» **Fragmento del texto**

++++++++++++++++++++

Crítica de cine
'Perfect Days': cuando cada amanecer es un maravilloso acontecimiento
La nueva película de Wim Wenders es una declaración de principios estética y moral
El cineasta alemán Wim Wenders, con casi 80 años, vuelve a regalarnos una película rodada según su exclusivo criterio, sin ningún tipo de peaje comercial o ideológico. Vamos, que sigue haciendo el cine que le da la gana, por lo que le estaremos eternamente agradecidos. En esta ocasión se ha marchado a filmar la película a Japón, con actores y dinero nipones, y ha conseguido que Perfect Days represente al país del Sol Naciente en la carrera de los Oscar.

++++++++++++++++++++

» **Conjunto de filas**
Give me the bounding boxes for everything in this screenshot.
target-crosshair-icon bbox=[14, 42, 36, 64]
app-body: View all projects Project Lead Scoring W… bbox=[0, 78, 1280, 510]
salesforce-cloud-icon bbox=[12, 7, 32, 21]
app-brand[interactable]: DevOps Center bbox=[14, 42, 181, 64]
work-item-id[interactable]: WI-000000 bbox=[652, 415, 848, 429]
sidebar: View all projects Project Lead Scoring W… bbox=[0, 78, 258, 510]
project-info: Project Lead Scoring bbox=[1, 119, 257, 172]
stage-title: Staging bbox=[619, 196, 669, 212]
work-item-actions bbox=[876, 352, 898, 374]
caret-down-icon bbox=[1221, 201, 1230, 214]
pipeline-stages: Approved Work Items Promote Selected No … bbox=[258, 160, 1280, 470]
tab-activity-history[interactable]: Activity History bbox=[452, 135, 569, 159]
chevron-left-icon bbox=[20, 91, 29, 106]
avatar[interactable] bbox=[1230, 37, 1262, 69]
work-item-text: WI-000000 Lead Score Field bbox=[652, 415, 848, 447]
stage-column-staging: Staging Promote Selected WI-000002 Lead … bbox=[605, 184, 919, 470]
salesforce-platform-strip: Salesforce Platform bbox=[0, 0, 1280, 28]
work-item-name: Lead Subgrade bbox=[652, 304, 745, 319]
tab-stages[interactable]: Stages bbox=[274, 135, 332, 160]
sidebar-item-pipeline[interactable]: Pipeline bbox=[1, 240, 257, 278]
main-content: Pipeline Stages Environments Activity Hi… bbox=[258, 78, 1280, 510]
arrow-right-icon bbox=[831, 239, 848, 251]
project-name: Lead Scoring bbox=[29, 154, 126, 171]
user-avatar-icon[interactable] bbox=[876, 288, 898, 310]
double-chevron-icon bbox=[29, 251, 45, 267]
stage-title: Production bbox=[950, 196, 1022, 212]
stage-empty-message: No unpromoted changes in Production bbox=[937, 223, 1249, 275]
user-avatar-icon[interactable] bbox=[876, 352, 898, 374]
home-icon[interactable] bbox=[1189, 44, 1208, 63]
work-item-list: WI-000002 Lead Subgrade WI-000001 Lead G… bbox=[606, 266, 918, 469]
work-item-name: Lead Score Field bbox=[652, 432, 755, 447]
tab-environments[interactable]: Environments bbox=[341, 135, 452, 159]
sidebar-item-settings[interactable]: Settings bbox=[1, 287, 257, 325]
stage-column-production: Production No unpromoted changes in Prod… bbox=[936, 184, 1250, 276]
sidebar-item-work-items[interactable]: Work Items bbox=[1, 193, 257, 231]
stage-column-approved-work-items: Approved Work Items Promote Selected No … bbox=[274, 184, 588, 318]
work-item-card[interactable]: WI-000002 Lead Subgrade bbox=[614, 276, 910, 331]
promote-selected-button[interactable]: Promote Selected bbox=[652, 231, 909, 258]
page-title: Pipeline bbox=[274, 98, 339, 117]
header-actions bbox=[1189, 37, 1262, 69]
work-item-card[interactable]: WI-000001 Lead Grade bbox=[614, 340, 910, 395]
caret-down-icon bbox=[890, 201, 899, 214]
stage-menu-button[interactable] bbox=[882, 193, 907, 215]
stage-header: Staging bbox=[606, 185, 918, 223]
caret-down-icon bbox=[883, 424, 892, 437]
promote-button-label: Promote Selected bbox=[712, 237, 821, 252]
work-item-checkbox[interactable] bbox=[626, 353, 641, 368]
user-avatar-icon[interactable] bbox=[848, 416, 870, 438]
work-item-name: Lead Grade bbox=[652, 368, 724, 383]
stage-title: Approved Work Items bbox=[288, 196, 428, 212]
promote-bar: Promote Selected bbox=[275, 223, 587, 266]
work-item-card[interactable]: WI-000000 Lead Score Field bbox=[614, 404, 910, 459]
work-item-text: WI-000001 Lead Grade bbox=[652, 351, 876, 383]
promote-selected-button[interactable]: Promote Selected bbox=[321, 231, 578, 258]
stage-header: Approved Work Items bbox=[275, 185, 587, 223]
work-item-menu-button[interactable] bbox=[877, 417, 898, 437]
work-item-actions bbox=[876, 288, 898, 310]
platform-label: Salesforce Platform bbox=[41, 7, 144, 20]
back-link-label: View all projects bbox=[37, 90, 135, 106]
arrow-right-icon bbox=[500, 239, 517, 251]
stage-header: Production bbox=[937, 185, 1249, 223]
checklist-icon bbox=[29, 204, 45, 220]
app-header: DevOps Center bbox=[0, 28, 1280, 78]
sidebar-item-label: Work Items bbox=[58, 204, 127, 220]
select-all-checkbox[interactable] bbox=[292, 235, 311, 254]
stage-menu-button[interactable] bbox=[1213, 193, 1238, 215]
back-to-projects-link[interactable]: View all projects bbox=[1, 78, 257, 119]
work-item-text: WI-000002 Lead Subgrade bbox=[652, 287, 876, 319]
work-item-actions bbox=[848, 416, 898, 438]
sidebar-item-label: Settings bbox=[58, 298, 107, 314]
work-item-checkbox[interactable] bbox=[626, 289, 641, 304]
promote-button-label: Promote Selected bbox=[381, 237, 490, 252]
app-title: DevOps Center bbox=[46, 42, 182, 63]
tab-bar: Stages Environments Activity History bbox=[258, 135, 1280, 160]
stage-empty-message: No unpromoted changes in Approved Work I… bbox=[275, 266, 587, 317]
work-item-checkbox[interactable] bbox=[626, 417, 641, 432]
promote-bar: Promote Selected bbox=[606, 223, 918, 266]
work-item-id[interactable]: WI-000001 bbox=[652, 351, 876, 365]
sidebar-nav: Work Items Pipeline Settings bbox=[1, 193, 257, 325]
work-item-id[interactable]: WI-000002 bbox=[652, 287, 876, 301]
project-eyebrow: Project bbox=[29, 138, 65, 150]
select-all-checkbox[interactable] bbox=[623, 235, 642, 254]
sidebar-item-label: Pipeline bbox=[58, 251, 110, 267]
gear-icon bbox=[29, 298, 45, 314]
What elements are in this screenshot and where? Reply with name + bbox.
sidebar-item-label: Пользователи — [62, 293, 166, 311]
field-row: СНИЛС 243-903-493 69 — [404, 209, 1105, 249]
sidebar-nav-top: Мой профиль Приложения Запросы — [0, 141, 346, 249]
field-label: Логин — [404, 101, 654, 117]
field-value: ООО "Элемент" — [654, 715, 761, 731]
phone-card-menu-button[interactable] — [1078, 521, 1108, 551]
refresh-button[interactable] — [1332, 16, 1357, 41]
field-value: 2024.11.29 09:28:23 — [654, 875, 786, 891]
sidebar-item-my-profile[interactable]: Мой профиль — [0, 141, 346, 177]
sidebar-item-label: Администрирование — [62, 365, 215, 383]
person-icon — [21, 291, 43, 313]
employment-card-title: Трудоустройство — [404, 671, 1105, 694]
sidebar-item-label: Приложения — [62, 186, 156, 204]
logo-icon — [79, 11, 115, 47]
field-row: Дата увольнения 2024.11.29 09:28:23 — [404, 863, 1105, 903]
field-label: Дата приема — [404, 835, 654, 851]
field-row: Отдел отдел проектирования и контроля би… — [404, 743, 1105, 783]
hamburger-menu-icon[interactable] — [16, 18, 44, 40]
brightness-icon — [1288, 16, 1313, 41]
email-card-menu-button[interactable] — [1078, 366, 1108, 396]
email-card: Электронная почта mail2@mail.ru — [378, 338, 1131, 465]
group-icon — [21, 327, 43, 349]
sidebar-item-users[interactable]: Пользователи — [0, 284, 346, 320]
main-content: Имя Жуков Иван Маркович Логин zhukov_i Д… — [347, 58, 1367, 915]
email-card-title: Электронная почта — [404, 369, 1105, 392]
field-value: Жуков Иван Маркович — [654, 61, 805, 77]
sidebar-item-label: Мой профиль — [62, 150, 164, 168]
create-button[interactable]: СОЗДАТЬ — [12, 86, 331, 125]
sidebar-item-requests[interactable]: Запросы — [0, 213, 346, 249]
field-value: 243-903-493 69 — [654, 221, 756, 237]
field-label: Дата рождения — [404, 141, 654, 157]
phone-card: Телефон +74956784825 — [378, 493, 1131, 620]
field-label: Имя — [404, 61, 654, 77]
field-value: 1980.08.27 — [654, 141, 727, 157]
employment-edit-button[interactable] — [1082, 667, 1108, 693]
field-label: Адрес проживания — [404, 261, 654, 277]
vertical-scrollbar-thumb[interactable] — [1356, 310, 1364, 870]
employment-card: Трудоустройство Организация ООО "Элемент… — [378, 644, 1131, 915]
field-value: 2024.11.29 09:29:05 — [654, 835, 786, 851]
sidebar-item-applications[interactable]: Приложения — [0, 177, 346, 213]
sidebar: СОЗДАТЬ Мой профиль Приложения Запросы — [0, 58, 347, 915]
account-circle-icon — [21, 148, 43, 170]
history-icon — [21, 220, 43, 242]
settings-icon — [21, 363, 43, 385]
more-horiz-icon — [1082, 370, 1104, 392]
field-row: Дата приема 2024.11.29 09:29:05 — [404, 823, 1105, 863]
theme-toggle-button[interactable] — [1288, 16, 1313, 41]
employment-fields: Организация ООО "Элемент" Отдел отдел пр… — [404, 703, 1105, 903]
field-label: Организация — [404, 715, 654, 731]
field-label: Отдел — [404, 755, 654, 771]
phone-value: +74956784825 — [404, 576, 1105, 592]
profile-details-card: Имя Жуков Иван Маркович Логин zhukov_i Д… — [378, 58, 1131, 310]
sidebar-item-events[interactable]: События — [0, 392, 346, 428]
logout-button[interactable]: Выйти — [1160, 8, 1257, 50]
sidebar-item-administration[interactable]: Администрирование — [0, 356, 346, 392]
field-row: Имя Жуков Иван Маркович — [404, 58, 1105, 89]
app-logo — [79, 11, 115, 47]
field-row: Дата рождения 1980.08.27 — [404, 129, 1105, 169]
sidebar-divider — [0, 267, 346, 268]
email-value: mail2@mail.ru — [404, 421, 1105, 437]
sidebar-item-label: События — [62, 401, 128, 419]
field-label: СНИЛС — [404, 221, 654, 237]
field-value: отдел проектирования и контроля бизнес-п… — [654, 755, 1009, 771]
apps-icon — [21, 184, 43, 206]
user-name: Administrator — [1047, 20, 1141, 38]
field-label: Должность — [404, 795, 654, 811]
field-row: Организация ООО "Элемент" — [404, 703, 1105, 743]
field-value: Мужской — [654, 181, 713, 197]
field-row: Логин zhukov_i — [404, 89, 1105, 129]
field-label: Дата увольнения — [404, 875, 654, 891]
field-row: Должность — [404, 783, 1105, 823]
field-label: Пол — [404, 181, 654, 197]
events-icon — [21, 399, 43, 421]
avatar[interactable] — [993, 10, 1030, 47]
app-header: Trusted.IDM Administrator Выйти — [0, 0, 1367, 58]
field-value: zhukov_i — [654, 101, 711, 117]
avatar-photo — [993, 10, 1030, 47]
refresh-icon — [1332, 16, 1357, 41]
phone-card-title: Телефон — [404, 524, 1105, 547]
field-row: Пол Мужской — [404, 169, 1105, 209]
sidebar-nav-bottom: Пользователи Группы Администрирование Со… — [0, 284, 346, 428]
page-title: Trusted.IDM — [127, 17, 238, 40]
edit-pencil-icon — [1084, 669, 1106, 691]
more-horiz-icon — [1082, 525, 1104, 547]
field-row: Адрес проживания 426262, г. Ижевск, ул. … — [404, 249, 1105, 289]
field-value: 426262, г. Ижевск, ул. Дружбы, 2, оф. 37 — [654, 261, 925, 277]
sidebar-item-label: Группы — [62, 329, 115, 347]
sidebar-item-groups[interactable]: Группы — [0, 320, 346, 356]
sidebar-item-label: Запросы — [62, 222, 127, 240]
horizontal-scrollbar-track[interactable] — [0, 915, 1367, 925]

++++++++++++++++++++

» **Tareas a realizar**
(A) Según la crítica de 'Perfect Days', ¿por qué le estaremos eternamente agradecidos a Wim Wenders? Responde en una a tres oraciones.
(B) Reproduce literalmente el pasaje de la crítica de 'Perfect Days' que comienza en las palabras "Crítica de cine" y termina después de "de los Oscar.".
(C) Escribe lo que sigue en la crítica de 'Perfect Days' a partir de su última oración.
Para resolver las tareas no hace falta consultar las filas.

» **Respuestas**
(A) Porque Wim Wenders sigue haciendo el cine que le da la gana. Rueda sus películas según su exclusivo criterio, sin ningún tipo de peaje comercial o ideológico.

(B)
Crítica de cine
'Perfect Days': cuando cada amanecer es un maravilloso acontecimiento
La nueva película de Wim Wenders es una declaración de principios estética y moral
El cineasta alemán Wim Wenders, con casi 80 años, vuelve a regalarnos una película rodada según su exclusivo criterio, sin ningún tipo de peaje comercial o ideológico. Vamos, que sigue haciendo el cine que le da la gana, por lo que le estaremos eternamente agradecidos. En esta ocasión se ha marchado a filmar la película a Japón, con actores y dinero nipones, y ha conseguido que Perfect Days represente al país del Sol Naciente en la carrera de los Oscar.

(C)
El argumento sigue la rutina cotidiana, día tras día, de Hirayama (Koji Yakusho), un hombre maduro y soltero, que apenas abre la boca, y cuyo trabajo es limpiar los váteres públicos de una zona de Tokio. Todos los días sigue el mismo patrón: se despierta, se afeita, riega sus plantas, sale a la calle, mira hacia arriba y sonríe lleno de alegría al contemplar el cielo clareando, se coge una lata de una máquina expendedora, se sube en su furgoneta y se va a trabajar mientras escucha en su viejo casette canciones de los setenta. Limpia los aseos con una perfección ingenieril, como si se tratara de preciados instrumentos de la NASA de los que dependen la vida de los astronautas. Hasta lleva un espejito para comprobar la limpieza de las partes inaccesibles del retrete. Almuerza en un parque, fotografía árboles –en película de celuloide–, y por la noche cena en un bar; ya en casa, lee un rato hasta que se duerme. Y así una jornada tras otra. Aparentemente no pasa nada. Pero sí pasan cosas. Porque a lo largo del día se relaciona con personas: un compañero de trabajo y su novia, la camarera del bar, una sobrina que viene a verle… Cosas aparentemente banales que para él son la sal de la vida.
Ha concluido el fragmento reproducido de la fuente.